§ **AIM OF THE TASK**
Reproduce every record exactly as it appears, but not the pictures.

START DATA TO PROCESS

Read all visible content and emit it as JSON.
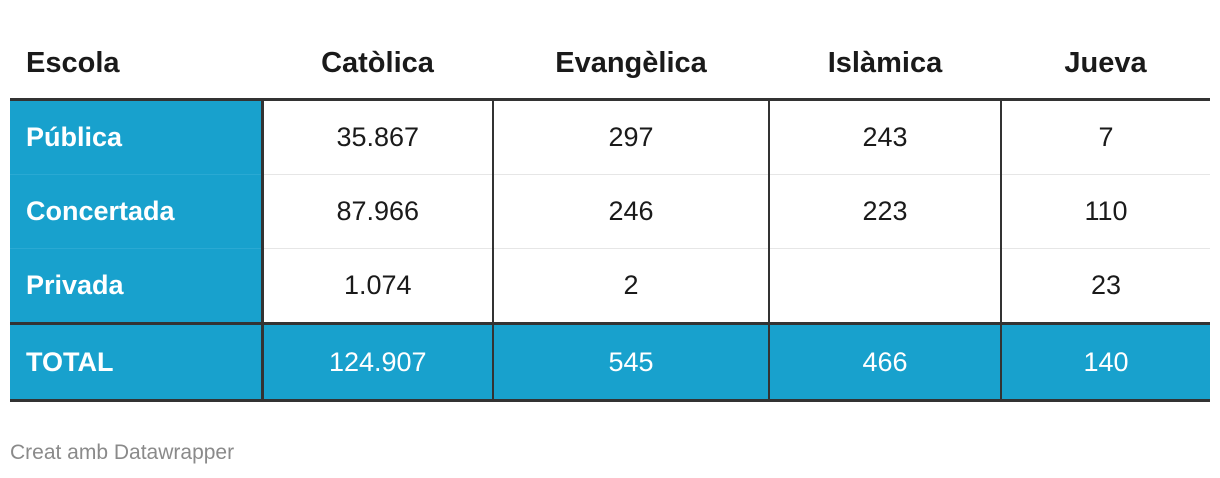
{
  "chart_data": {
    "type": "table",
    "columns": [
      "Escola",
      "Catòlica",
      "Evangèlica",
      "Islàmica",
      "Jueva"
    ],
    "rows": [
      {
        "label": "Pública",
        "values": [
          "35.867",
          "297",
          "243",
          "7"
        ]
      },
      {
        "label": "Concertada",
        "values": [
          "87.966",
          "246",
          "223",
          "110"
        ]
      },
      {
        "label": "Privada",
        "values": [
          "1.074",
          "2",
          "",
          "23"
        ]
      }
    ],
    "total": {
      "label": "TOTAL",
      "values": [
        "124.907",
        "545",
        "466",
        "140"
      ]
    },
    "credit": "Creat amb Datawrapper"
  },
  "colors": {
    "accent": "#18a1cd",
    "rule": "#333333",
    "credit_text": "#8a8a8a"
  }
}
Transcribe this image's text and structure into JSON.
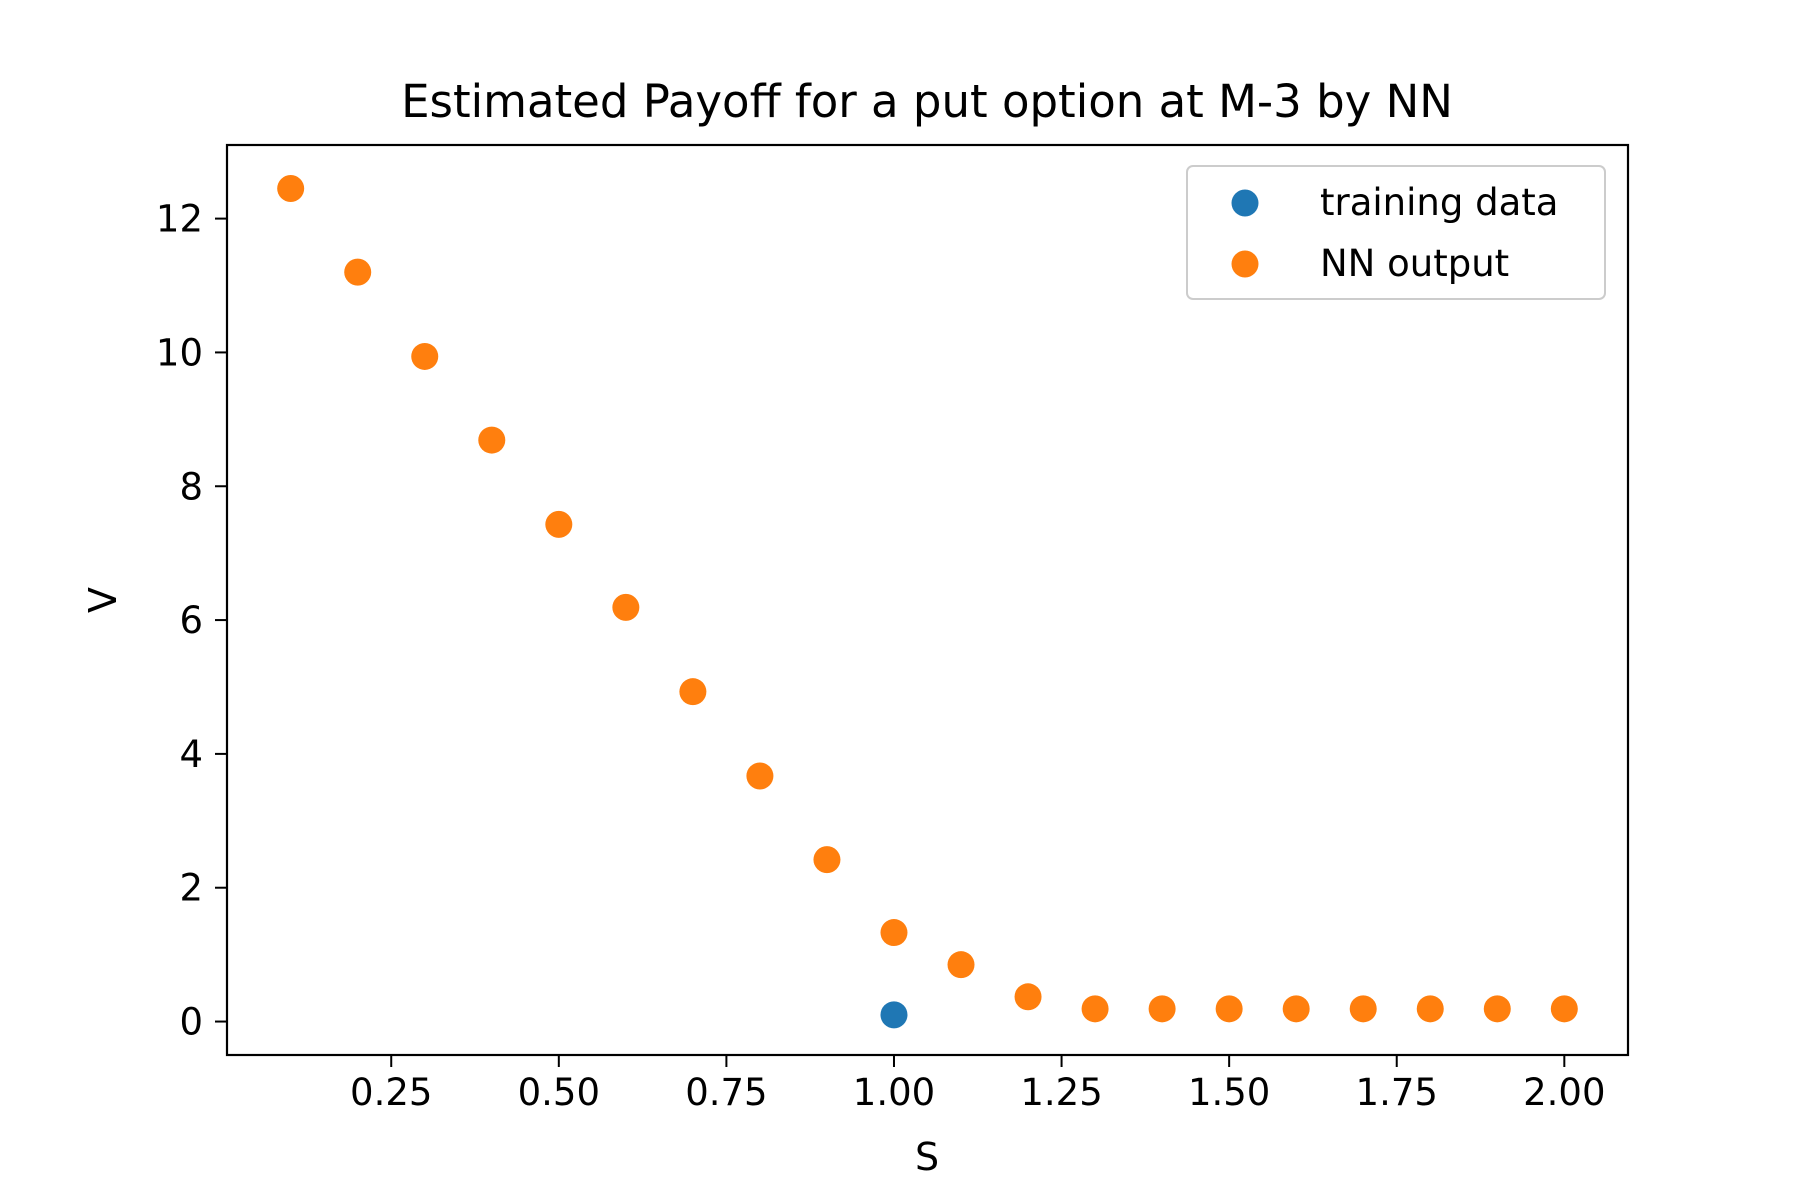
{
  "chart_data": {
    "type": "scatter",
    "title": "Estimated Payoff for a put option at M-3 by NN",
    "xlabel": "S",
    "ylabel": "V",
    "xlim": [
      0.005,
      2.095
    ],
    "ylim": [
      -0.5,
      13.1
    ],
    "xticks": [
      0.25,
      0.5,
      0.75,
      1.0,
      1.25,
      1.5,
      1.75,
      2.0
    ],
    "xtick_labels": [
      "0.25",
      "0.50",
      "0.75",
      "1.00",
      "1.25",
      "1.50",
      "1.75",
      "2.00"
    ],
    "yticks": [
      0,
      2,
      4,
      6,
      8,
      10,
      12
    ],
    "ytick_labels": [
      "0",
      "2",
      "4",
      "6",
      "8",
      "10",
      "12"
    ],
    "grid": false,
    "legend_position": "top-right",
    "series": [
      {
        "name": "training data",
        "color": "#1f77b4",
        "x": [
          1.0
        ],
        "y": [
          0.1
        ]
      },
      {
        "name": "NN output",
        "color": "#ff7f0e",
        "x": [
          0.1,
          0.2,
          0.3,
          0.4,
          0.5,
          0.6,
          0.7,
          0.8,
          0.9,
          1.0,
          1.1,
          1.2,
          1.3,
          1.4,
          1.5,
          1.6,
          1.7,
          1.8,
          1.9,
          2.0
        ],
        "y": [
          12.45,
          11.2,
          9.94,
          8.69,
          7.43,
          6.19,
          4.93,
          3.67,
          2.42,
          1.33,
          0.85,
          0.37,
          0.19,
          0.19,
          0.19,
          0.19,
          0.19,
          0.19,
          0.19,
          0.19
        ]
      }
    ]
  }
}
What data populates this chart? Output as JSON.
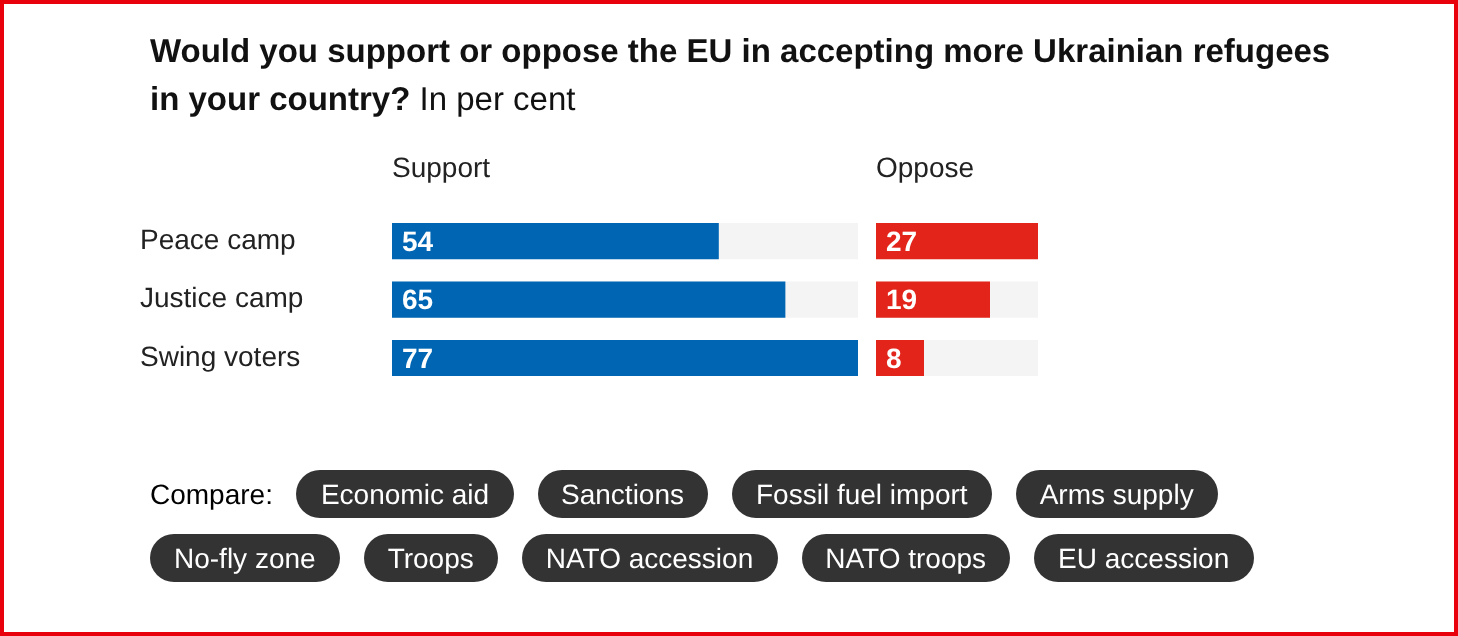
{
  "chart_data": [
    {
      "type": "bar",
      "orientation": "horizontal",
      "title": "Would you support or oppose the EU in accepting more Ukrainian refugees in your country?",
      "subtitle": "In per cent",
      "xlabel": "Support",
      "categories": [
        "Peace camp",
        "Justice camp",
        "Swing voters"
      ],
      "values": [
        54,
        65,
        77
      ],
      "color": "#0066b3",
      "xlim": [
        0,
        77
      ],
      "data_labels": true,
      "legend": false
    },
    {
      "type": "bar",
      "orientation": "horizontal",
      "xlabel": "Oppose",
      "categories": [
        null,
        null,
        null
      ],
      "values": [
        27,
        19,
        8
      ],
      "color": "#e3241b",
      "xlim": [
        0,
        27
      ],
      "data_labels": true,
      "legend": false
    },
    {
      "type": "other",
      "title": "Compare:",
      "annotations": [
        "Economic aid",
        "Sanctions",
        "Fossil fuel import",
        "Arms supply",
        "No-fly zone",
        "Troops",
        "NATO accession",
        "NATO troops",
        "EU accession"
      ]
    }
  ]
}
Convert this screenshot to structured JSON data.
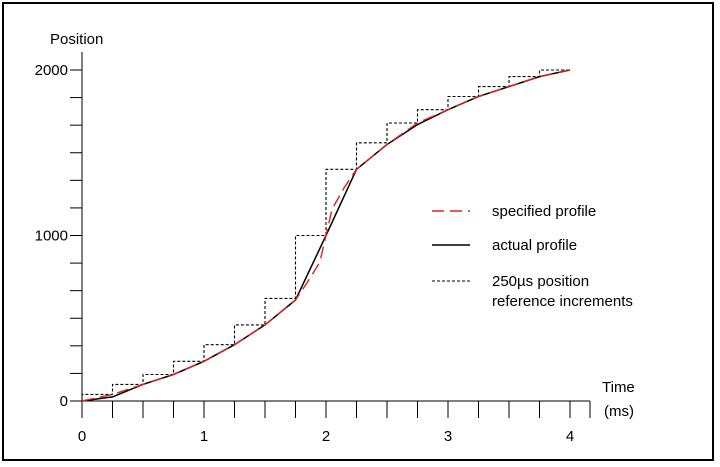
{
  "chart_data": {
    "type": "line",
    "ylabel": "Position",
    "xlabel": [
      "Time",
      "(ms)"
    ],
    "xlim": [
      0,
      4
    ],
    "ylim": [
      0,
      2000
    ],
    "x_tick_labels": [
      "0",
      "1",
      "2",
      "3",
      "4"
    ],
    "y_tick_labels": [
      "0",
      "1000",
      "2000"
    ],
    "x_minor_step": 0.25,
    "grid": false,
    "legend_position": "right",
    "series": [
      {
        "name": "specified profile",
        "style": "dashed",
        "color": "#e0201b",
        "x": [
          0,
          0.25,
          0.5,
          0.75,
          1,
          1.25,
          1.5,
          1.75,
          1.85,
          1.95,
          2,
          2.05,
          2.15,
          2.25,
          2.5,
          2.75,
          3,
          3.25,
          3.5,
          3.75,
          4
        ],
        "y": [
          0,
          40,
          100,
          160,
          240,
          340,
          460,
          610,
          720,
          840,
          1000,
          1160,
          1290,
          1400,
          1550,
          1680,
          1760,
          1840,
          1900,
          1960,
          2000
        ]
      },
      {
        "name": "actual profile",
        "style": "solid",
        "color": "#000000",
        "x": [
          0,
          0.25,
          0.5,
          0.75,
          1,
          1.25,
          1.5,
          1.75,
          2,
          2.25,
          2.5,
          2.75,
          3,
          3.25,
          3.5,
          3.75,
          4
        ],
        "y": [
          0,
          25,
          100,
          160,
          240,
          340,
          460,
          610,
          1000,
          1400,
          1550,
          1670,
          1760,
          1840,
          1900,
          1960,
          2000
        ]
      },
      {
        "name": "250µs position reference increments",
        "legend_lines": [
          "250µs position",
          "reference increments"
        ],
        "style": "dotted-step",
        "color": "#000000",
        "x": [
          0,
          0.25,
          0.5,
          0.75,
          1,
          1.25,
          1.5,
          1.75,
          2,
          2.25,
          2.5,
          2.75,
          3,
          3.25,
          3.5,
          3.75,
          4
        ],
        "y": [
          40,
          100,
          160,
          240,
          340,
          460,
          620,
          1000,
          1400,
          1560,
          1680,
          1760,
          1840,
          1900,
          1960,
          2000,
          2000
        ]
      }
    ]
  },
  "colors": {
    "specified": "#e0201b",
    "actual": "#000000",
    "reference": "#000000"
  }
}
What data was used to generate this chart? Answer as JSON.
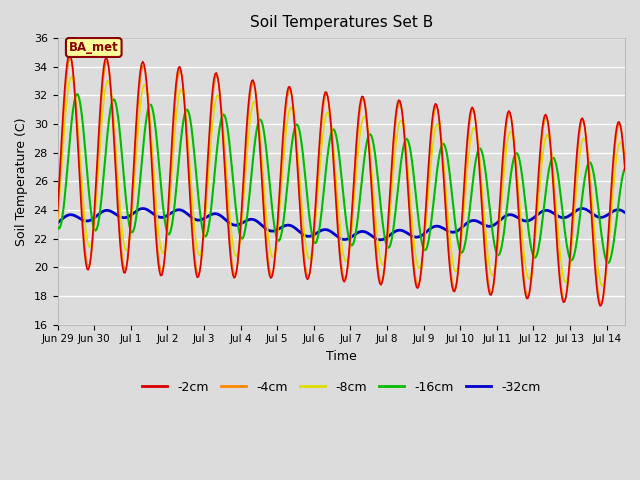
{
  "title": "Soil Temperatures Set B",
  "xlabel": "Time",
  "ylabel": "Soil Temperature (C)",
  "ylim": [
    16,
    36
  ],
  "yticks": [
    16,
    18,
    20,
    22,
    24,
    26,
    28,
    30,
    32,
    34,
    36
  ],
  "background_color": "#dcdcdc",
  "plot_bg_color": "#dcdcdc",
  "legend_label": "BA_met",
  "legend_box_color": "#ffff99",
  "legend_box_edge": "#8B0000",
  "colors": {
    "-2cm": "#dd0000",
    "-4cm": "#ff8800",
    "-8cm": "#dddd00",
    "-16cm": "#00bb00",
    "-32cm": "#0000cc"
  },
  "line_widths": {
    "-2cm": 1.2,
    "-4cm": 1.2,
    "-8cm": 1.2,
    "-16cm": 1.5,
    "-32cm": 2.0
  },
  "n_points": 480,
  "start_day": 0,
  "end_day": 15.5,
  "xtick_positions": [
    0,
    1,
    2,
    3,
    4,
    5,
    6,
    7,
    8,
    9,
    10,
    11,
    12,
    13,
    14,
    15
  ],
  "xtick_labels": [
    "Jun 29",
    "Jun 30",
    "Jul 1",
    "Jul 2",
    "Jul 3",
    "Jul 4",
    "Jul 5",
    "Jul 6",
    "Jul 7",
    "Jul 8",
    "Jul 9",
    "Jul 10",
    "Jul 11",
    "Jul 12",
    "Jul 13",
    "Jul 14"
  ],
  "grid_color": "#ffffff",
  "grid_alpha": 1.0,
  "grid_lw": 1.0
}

END DATA TO PROCESS

§ **SOLUTION FOR THIS PROBLEM**
Read all visible content and emit it as JSON.
{
  "chart_data": {
    "type": "table",
    "columns": [
      "Escola",
      "Catòlica",
      "Evangèlica",
      "Islàmica",
      "Jueva"
    ],
    "rows": [
      {
        "label": "Pública",
        "values": [
          "35.867",
          "297",
          "243",
          "7"
        ]
      },
      {
        "label": "Concertada",
        "values": [
          "87.966",
          "246",
          "223",
          "110"
        ]
      },
      {
        "label": "Privada",
        "values": [
          "1.074",
          "2",
          "",
          "23"
        ]
      }
    ],
    "total": {
      "label": "TOTAL",
      "values": [
        "124.907",
        "545",
        "466",
        "140"
      ]
    },
    "credit": "Creat amb Datawrapper"
  },
  "colors": {
    "accent": "#18a1cd",
    "rule": "#333333",
    "credit_text": "#8a8a8a"
  }
}
Transcribe this image's text and structure into JSON.
{
  "chart_data": {
    "type": "scatter",
    "title": "Estimated Payoff for a put option at M-3 by NN",
    "xlabel": "S",
    "ylabel": "V",
    "xlim": [
      0.005,
      2.095
    ],
    "ylim": [
      -0.5,
      13.1
    ],
    "xticks": [
      0.25,
      0.5,
      0.75,
      1.0,
      1.25,
      1.5,
      1.75,
      2.0
    ],
    "xtick_labels": [
      "0.25",
      "0.50",
      "0.75",
      "1.00",
      "1.25",
      "1.50",
      "1.75",
      "2.00"
    ],
    "yticks": [
      0,
      2,
      4,
      6,
      8,
      10,
      12
    ],
    "ytick_labels": [
      "0",
      "2",
      "4",
      "6",
      "8",
      "10",
      "12"
    ],
    "grid": false,
    "legend_position": "top-right",
    "series": [
      {
        "name": "training data",
        "color": "#1f77b4",
        "x": [
          1.0
        ],
        "y": [
          0.1
        ]
      },
      {
        "name": "NN output",
        "color": "#ff7f0e",
        "x": [
          0.1,
          0.2,
          0.3,
          0.4,
          0.5,
          0.6,
          0.7,
          0.8,
          0.9,
          1.0,
          1.1,
          1.2,
          1.3,
          1.4,
          1.5,
          1.6,
          1.7,
          1.8,
          1.9,
          2.0
        ],
        "y": [
          12.45,
          11.2,
          9.94,
          8.69,
          7.43,
          6.19,
          4.93,
          3.67,
          2.42,
          1.33,
          0.85,
          0.37,
          0.19,
          0.19,
          0.19,
          0.19,
          0.19,
          0.19,
          0.19,
          0.19
        ]
      }
    ]
  }
}
What data populates this chart? Output as JSON.
{
  "chart_data": [
    {
      "type": "bar",
      "orientation": "horizontal",
      "title": "Would you support or oppose the EU in accepting more Ukrainian refugees in your country?",
      "subtitle": "In per cent",
      "xlabel": "Support",
      "categories": [
        "Peace camp",
        "Justice camp",
        "Swing voters"
      ],
      "values": [
        54,
        65,
        77
      ],
      "color": "#0066b3",
      "xlim": [
        0,
        77
      ],
      "data_labels": true,
      "legend": false
    },
    {
      "type": "bar",
      "orientation": "horizontal",
      "xlabel": "Oppose",
      "categories": [
        null,
        null,
        null
      ],
      "values": [
        27,
        19,
        8
      ],
      "color": "#e3241b",
      "xlim": [
        0,
        27
      ],
      "data_labels": true,
      "legend": false
    },
    {
      "type": "other",
      "title": "Compare:",
      "annotations": [
        "Economic aid",
        "Sanctions",
        "Fossil fuel import",
        "Arms supply",
        "No-fly zone",
        "Troops",
        "NATO accession",
        "NATO troops",
        "EU accession"
      ]
    }
  ]
}
Convert this screenshot to structured JSON data.
{
  "chart_data": {
    "type": "line",
    "ylabel": "Position",
    "xlabel": [
      "Time",
      "(ms)"
    ],
    "xlim": [
      0,
      4
    ],
    "ylim": [
      0,
      2000
    ],
    "x_tick_labels": [
      "0",
      "1",
      "2",
      "3",
      "4"
    ],
    "y_tick_labels": [
      "0",
      "1000",
      "2000"
    ],
    "x_minor_step": 0.25,
    "grid": false,
    "legend_position": "right",
    "series": [
      {
        "name": "specified profile",
        "style": "dashed",
        "color": "#e0201b",
        "x": [
          0,
          0.25,
          0.5,
          0.75,
          1,
          1.25,
          1.5,
          1.75,
          1.85,
          1.95,
          2,
          2.05,
          2.15,
          2.25,
          2.5,
          2.75,
          3,
          3.25,
          3.5,
          3.75,
          4
        ],
        "y": [
          0,
          40,
          100,
          160,
          240,
          340,
          460,
          610,
          720,
          840,
          1000,
          1160,
          1290,
          1400,
          1550,
          1680,
          1760,
          1840,
          1900,
          1960,
          2000
        ]
      },
      {
        "name": "actual profile",
        "style": "solid",
        "color": "#000000",
        "x": [
          0,
          0.25,
          0.5,
          0.75,
          1,
          1.25,
          1.5,
          1.75,
          2,
          2.25,
          2.5,
          2.75,
          3,
          3.25,
          3.5,
          3.75,
          4
        ],
        "y": [
          0,
          25,
          100,
          160,
          240,
          340,
          460,
          610,
          1000,
          1400,
          1550,
          1670,
          1760,
          1840,
          1900,
          1960,
          2000
        ]
      },
      {
        "name": "250µs position reference increments",
        "legend_lines": [
          "250µs position",
          "reference increments"
        ],
        "style": "dotted-step",
        "color": "#000000",
        "x": [
          0,
          0.25,
          0.5,
          0.75,
          1,
          1.25,
          1.5,
          1.75,
          2,
          2.25,
          2.5,
          2.75,
          3,
          3.25,
          3.5,
          3.75,
          4
        ],
        "y": [
          40,
          100,
          160,
          240,
          340,
          460,
          620,
          1000,
          1400,
          1560,
          1680,
          1760,
          1840,
          1900,
          1960,
          2000,
          2000
        ]
      }
    ]
  },
  "colors": {
    "specified": "#e0201b",
    "actual": "#000000",
    "reference": "#000000"
  }
}
What data was used to generate this chart? Answer as JSON.
{
  "title": "Soil Temperatures Set B",
  "xlabel": "Time",
  "ylabel": "Soil Temperature (C)",
  "ylim": [
    16,
    36
  ],
  "yticks": [
    16,
    18,
    20,
    22,
    24,
    26,
    28,
    30,
    32,
    34,
    36
  ],
  "background_color": "#dcdcdc",
  "plot_bg_color": "#dcdcdc",
  "legend_label": "BA_met",
  "legend_box_color": "#ffff99",
  "legend_box_edge": "#8B0000",
  "colors": {
    "-2cm": "#dd0000",
    "-4cm": "#ff8800",
    "-8cm": "#dddd00",
    "-16cm": "#00bb00",
    "-32cm": "#0000cc"
  },
  "line_widths": {
    "-2cm": 1.2,
    "-4cm": 1.2,
    "-8cm": 1.2,
    "-16cm": 1.5,
    "-32cm": 2.0
  },
  "n_points": 480,
  "start_day": 0,
  "end_day": 15.5,
  "xtick_positions": [
    0,
    1,
    2,
    3,
    4,
    5,
    6,
    7,
    8,
    9,
    10,
    11,
    12,
    13,
    14,
    15
  ],
  "xtick_labels": [
    "Jun 29",
    "Jun 30",
    "Jul 1",
    "Jul 2",
    "Jul 3",
    "Jul 4",
    "Jul 5",
    "Jul 6",
    "Jul 7",
    "Jul 8",
    "Jul 9",
    "Jul 10",
    "Jul 11",
    "Jul 12",
    "Jul 13",
    "Jul 14"
  ],
  "grid_color": "#ffffff",
  "grid_alpha": 1.0,
  "grid_lw": 1.0
}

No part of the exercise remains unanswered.